Filter the entries below, keeping every line that has the word "this".

▸ Data records
▬▬▬▬▬▬▬▬▬▬

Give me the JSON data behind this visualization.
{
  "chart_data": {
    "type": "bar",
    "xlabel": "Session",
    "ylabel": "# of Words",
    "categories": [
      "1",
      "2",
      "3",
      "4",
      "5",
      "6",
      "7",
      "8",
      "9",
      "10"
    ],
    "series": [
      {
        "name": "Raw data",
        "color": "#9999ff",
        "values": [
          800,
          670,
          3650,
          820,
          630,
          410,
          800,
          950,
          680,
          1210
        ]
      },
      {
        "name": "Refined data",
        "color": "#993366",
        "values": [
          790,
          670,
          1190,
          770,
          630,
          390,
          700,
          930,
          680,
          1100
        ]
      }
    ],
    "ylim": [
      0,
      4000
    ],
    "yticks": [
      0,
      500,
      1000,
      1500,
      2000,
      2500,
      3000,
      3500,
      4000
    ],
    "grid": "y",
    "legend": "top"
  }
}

▬▬▬▬▬▬▬▬▬▬

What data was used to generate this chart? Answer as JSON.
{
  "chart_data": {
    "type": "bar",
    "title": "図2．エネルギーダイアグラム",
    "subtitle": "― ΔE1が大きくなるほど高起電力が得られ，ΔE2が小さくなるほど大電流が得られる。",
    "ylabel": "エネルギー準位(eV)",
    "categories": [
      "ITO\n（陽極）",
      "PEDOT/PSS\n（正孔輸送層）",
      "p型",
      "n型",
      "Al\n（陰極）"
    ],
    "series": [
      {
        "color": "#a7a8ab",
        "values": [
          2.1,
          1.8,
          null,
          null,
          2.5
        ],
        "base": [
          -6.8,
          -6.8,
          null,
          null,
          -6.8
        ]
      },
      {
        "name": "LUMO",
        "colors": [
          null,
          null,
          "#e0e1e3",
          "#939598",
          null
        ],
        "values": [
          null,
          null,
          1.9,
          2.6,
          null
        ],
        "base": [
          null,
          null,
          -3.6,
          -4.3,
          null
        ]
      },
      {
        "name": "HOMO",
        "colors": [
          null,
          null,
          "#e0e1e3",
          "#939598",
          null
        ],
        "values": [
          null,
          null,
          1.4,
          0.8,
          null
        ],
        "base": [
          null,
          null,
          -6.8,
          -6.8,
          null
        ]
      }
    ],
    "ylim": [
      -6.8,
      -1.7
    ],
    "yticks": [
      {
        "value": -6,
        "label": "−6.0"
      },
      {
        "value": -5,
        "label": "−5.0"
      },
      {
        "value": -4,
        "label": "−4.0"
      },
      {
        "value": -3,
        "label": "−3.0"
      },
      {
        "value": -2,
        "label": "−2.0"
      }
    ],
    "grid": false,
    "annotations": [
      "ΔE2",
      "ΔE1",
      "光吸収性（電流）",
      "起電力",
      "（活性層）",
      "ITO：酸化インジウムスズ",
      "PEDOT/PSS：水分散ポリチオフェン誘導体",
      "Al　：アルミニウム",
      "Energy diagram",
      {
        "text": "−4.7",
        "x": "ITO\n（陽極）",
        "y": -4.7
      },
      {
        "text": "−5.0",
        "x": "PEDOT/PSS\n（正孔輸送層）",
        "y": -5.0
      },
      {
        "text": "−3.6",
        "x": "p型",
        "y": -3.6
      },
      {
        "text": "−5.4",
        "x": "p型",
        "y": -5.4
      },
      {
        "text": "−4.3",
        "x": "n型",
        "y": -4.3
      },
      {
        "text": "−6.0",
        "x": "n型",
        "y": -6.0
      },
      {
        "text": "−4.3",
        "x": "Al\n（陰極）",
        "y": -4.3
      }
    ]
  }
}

▬▬▬▬▬▬▬▬▬▬

▸ Final answer
Give me the JSON data behind this visualization.
What data was used to generate this chart? Answer as JSON.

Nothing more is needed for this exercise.